* _Task to complete_:
Convert each line of the material into a Markdown table with the columns "No." and "Entry", numbering the rows in order, skipping blank lines, and omitting the pictures.

Stored entries:
==============================

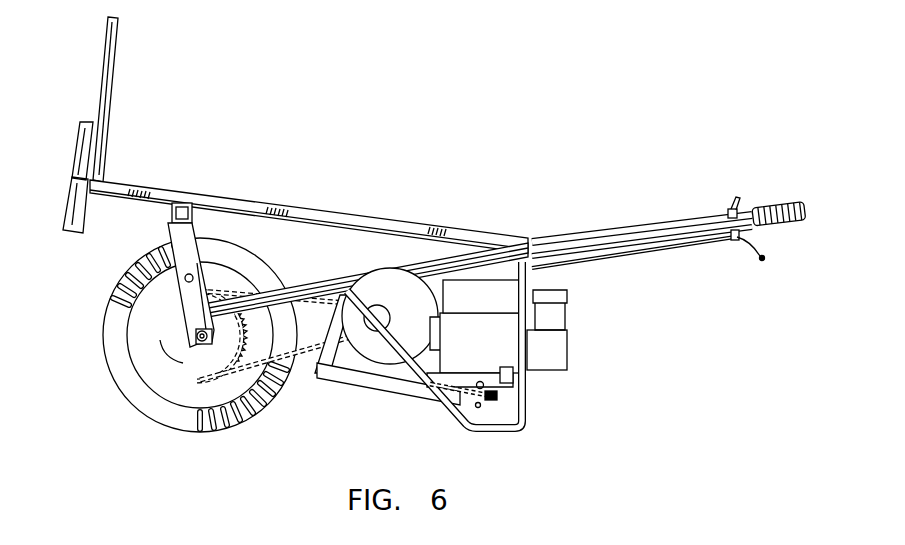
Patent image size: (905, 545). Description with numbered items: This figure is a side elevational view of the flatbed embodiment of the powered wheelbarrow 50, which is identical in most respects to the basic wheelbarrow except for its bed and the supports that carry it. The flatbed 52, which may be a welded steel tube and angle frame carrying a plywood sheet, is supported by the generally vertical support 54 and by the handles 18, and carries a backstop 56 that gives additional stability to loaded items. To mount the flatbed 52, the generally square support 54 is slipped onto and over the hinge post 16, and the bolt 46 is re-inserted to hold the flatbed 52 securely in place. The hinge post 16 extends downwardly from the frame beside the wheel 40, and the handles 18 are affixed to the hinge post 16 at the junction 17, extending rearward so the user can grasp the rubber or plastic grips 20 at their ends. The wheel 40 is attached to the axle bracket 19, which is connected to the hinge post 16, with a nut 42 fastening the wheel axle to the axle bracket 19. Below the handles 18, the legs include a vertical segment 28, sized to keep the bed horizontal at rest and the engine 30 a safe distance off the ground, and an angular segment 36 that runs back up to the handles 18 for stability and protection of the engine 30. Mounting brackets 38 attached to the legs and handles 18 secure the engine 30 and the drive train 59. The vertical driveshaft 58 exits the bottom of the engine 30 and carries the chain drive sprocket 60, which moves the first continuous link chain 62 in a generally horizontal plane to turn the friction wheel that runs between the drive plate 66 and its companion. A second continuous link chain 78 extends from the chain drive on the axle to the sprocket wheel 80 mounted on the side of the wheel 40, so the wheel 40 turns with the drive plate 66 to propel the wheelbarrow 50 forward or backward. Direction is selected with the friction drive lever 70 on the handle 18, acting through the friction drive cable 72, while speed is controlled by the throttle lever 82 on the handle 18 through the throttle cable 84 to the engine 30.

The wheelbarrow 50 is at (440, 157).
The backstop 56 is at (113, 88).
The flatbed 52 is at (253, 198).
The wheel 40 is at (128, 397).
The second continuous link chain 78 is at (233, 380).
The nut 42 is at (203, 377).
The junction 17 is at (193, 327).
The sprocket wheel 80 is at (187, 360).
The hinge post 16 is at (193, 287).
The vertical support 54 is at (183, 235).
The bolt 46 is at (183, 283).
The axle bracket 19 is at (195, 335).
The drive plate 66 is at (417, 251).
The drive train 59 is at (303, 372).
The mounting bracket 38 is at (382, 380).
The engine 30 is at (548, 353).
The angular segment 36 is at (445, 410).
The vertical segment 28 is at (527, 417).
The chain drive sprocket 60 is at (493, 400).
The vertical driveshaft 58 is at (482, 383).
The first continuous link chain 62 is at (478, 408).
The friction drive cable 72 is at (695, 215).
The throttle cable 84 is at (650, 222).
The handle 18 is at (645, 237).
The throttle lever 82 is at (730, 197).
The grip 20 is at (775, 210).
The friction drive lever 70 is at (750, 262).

==============================

* _Finished answer_:
| No. | Entry |
|---|---|
| 1 | Patent image size: (905, 545). Description with numbered items: This figure is a side elevational view of the flatbed embodiment of the powered wheelbarrow 50, which is identical in most respects to the basic wheelbarrow except for its bed and the supports that carry it. The flatbed 52, which may be a welded steel tube and angle frame carrying a plywood sheet, is supported by the generally vertical support 54 and by the handles 18, and carries a backstop 56 that gives additional stability to loaded items. To mount the flatbed 52, the generally square support 54 is slipped onto and over the hinge post 16, and the bolt 46 is re-inserted to hold the flatbed 52 securely in place. The hinge post 16 extends downwardly from the frame beside the wheel 40, and the handles 18 are affixed to the hinge post 16 at the junction 17, extending rearward so the user can grasp the rubber or plastic grips 20 at their ends. The wheel 40 is attached to the axle bracket 19, which is connected to the hinge post 16, with a nut 42 fastening the wheel axle to the axle bracket 19. Below the handles 18, the legs include a vertical segment 28, sized to keep the bed horizontal at rest and the engine 30 a safe distance off the ground, and an angular segment 36 that runs back up to the handles 18 for stability and protection of the engine 30. Mounting brackets 38 attached to the legs and handles 18 secure the engine 30 and the drive train 59. The vertical driveshaft 58 exits the bottom of the engine 30 and carries the chain drive sprocket 60, which moves the first continuous link chain 62 in a generally horizontal plane to turn the friction wheel that runs between the drive plate 66 and its companion. A second continuous link chain 78 extends from the chain drive on the axle to the sprocket wheel 80 mounted on the side of the wheel 40, so the wheel 40 turns with the drive plate 66 to propel the wheelbarrow 50 forward or backward. Direction is selected with the friction drive lever 70 on the handle 18, acting through the friction drive cable 72, while speed is controlled by the throttle lever 82 on the handle 18 through the throttle cable 84 to the engine 30. |
| 2 | The wheelbarrow 50 is at (440, 157). |
| 3 | The backstop 56 is at (113, 88). |
| 4 | The flatbed 52 is at (253, 198). |
| 5 | The wheel 40 is at (128, 397). |
| 6 | The second continuous link chain 78 is at (233, 380). |
| 7 | The nut 42 is at (203, 377). |
| 8 | The junction 17 is at (193, 327). |
| 9 | The sprocket wheel 80 is at (187, 360). |
| 10 | The hinge post 16 is at (193, 287). |
| 11 | The vertical support 54 is at (183, 235). |
| 12 | The bolt 46 is at (183, 283). |
| 13 | The axle bracket 19 is at (195, 335). |
| 14 | The drive plate 66 is at (417, 251). |
| 15 | The drive train 59 is at (303, 372). |
| 16 | The mounting bracket 38 is at (382, 380). |
| 17 | The engine 30 is at (548, 353). |
| 18 | The angular segment 36 is at (445, 410). |
| 19 | The vertical segment 28 is at (527, 417). |
| 20 | The chain drive sprocket 60 is at (493, 400). |
| 21 | The vertical driveshaft 58 is at (482, 383). |
| 22 | The first continuous link chain 62 is at (478, 408). |
| 23 | The friction drive cable 72 is at (695, 215). |
| 24 | The throttle cable 84 is at (650, 222). |
| 25 | The handle 18 is at (645, 237). |
| 26 | The throttle lever 82 is at (730, 197). |
| 27 | The grip 20 is at (775, 210). |
| 28 | The friction drive lever 70 is at (750, 262). |